* [THE PROBLEM]
For each line in the data below that holds "force", return a copy.

** START EXERCISE MATERIAL **

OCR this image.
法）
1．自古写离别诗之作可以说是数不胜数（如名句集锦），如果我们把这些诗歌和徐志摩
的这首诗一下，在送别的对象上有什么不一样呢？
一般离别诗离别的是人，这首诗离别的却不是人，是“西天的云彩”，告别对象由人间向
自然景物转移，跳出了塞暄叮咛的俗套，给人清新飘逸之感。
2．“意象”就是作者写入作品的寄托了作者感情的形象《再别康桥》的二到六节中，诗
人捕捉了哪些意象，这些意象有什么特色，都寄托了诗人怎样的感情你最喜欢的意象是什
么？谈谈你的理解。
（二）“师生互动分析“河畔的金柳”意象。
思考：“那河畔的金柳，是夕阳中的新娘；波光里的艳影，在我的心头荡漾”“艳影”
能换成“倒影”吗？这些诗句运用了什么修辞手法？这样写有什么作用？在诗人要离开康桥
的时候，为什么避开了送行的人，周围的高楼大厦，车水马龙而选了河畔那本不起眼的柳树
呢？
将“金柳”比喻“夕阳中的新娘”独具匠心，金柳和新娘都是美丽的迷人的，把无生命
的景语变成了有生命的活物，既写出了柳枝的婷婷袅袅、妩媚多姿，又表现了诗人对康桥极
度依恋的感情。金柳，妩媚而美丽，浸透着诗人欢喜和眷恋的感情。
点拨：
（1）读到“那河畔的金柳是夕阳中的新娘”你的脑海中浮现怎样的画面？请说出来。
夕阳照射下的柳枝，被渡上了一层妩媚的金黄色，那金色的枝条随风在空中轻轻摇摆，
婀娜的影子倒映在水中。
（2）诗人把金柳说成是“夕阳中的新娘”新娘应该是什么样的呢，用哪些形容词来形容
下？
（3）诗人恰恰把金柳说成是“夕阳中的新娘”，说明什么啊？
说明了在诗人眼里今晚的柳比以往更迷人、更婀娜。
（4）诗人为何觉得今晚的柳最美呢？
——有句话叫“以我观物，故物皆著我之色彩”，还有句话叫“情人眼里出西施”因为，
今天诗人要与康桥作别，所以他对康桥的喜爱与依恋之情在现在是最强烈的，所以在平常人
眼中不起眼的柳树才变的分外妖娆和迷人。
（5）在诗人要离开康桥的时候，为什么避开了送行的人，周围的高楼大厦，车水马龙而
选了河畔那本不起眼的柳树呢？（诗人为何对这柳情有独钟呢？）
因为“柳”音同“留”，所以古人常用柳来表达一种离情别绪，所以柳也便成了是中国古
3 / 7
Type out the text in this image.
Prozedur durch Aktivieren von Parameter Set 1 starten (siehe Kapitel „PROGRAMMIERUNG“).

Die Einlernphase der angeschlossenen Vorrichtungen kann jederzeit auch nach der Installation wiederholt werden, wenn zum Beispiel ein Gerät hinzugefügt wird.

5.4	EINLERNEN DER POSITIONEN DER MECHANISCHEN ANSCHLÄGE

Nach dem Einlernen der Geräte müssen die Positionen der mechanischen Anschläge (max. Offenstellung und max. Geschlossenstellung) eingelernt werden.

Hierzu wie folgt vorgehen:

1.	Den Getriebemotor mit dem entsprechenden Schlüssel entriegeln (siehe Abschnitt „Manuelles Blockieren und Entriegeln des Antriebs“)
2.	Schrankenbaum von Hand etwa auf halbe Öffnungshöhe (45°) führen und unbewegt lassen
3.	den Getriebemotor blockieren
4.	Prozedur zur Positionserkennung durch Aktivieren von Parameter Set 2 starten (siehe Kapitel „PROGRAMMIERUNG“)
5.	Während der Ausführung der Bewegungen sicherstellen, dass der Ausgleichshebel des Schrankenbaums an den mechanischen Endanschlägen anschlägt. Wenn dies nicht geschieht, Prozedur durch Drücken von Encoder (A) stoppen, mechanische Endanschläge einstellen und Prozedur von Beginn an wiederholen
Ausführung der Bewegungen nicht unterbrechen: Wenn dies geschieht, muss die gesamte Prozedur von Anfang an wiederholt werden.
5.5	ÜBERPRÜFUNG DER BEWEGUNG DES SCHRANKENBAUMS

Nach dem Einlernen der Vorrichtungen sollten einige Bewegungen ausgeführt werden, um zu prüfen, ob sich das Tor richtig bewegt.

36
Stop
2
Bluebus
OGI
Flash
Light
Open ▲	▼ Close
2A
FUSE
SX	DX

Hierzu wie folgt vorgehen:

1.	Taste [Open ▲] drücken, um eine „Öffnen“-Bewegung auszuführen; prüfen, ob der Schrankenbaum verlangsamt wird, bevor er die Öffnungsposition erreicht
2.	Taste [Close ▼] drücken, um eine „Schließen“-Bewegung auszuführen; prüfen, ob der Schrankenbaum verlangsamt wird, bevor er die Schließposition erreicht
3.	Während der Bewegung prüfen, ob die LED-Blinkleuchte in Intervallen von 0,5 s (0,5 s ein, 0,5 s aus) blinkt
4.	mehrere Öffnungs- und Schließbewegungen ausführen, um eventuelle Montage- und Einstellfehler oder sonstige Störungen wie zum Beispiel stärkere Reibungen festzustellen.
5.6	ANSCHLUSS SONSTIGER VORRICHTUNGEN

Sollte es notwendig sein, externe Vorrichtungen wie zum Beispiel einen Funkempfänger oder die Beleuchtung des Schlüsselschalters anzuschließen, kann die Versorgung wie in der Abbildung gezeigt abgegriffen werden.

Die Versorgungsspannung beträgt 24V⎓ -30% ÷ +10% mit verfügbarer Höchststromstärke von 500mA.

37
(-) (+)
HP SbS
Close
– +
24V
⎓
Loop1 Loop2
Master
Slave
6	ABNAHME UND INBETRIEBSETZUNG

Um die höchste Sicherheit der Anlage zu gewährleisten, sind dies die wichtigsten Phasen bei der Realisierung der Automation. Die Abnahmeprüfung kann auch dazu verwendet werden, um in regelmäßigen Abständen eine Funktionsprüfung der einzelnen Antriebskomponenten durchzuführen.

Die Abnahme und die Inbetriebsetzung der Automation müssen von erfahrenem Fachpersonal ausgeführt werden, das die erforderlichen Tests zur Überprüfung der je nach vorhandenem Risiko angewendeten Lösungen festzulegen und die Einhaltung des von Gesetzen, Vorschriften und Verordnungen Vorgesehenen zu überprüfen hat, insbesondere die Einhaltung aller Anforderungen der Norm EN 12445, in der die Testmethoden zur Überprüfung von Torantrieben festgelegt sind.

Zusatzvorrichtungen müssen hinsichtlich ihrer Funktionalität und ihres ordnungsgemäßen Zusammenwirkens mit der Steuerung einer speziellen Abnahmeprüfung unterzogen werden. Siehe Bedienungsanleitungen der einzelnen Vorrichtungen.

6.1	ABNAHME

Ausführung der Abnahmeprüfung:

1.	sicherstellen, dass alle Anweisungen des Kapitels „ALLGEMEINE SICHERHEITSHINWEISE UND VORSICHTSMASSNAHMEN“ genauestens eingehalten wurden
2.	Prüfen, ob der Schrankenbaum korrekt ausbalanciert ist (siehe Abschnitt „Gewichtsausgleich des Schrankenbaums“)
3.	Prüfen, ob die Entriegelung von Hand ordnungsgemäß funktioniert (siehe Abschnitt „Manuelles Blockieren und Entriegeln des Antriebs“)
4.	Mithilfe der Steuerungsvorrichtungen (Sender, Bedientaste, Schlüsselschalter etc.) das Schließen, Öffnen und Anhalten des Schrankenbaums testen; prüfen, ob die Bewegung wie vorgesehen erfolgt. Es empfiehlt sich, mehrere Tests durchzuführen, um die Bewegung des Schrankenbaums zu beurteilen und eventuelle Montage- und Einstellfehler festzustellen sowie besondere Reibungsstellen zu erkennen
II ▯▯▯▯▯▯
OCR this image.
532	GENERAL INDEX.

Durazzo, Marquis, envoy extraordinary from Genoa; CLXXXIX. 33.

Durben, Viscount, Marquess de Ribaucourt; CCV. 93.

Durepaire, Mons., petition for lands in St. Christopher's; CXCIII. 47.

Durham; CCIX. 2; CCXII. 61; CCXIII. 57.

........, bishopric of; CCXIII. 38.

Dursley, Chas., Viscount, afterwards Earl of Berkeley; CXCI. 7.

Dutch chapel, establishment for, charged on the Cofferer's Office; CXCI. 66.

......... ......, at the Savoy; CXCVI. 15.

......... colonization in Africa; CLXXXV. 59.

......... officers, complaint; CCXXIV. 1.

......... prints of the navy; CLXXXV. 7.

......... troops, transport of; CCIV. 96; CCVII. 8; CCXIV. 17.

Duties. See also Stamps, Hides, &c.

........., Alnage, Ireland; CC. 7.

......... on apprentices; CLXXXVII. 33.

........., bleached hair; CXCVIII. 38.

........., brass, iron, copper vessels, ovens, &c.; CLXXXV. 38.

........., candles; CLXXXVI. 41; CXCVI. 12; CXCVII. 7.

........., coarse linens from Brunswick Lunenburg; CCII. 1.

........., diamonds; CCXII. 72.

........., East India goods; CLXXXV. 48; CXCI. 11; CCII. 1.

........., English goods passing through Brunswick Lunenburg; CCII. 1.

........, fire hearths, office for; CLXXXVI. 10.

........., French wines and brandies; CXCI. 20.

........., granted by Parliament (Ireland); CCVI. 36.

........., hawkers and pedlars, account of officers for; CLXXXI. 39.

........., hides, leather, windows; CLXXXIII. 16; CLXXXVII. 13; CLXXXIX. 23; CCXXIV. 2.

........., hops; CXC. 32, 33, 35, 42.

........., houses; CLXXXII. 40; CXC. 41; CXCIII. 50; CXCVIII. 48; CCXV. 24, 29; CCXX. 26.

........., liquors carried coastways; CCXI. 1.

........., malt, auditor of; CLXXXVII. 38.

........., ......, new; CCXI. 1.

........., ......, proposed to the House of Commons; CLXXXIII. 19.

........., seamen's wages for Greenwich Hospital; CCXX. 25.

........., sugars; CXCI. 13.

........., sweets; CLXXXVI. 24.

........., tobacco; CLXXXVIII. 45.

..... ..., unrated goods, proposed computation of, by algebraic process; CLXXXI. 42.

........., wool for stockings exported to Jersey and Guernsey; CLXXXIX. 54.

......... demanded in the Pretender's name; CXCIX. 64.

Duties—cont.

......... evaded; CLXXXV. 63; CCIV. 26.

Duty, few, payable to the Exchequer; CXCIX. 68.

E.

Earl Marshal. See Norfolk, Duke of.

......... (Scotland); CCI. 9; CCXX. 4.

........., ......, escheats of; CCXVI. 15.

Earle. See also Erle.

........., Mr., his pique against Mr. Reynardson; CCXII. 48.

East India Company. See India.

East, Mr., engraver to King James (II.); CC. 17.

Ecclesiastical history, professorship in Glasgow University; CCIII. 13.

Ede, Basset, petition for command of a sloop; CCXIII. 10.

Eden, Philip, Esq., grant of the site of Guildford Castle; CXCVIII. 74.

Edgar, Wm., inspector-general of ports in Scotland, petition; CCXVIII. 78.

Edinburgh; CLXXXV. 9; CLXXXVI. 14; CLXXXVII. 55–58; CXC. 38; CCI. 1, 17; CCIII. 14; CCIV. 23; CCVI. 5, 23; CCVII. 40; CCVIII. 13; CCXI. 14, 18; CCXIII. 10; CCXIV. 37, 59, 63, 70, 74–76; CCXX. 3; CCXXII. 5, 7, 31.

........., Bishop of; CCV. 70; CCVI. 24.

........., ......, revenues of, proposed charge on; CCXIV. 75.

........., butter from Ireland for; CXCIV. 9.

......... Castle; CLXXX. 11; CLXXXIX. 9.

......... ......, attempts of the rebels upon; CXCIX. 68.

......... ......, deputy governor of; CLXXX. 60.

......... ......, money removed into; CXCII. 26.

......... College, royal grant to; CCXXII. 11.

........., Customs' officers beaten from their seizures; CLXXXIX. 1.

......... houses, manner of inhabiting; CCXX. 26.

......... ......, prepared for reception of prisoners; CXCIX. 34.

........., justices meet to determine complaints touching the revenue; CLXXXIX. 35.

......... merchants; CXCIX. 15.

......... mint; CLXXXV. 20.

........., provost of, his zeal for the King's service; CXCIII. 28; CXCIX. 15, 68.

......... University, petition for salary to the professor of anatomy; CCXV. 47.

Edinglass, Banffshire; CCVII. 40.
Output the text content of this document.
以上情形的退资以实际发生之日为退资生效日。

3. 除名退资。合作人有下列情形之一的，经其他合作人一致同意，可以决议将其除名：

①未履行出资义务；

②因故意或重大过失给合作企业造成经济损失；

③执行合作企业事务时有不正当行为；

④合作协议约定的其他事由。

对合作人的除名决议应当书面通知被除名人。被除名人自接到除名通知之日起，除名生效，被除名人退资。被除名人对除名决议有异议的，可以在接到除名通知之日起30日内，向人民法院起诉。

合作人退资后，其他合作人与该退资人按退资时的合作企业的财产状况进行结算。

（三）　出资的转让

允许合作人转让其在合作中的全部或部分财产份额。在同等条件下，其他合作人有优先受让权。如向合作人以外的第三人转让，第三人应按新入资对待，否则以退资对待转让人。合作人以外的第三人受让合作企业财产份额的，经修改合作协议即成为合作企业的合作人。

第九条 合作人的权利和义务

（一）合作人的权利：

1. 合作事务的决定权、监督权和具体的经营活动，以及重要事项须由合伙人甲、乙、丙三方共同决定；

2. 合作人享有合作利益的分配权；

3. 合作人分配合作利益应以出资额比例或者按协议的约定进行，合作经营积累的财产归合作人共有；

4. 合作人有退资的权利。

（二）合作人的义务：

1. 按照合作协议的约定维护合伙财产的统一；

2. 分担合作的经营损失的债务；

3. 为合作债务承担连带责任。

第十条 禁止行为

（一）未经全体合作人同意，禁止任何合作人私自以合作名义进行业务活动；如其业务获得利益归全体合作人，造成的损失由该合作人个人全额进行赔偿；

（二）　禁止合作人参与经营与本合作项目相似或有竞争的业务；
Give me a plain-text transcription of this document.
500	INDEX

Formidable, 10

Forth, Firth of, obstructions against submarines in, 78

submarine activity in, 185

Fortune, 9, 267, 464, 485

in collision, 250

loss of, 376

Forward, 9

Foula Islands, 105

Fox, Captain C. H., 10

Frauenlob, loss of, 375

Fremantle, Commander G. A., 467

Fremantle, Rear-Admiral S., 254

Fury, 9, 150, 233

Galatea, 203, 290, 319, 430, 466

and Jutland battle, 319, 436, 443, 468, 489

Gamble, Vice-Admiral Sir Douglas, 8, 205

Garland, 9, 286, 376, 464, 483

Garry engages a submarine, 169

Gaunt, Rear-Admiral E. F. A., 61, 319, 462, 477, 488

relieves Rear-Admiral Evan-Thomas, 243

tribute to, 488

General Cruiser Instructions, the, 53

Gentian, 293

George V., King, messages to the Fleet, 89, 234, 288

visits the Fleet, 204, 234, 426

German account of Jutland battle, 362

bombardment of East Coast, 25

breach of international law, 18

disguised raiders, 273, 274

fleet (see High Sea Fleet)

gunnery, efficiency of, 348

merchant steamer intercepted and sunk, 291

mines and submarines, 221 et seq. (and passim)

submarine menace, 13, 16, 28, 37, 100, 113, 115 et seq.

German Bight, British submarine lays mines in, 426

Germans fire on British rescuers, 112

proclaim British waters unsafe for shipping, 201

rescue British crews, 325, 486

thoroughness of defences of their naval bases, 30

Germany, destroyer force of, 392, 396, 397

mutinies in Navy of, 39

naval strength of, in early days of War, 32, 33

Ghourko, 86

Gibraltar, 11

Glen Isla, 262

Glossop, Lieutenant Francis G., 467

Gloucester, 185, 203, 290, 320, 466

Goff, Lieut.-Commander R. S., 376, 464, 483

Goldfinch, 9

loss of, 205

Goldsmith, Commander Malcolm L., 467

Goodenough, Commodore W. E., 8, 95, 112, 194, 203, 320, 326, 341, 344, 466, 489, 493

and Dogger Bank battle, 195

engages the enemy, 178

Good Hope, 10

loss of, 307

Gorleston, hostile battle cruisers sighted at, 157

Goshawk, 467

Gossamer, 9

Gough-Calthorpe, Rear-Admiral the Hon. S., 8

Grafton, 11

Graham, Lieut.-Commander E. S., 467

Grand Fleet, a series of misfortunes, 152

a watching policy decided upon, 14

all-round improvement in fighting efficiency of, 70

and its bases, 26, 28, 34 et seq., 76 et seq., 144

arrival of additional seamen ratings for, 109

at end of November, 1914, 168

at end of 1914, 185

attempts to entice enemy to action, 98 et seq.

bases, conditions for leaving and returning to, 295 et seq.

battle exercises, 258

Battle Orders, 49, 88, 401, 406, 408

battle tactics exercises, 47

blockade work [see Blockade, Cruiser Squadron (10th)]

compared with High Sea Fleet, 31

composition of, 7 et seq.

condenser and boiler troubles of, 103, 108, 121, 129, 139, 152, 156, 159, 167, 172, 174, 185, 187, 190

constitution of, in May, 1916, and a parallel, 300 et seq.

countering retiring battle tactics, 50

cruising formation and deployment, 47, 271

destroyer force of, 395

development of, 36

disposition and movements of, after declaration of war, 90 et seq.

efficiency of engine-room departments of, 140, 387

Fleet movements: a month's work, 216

** END EXERCISE MATERIAL **

* [REPLY]
Germany, destroyer force of, 392, 396, 397
destroyer force of, 395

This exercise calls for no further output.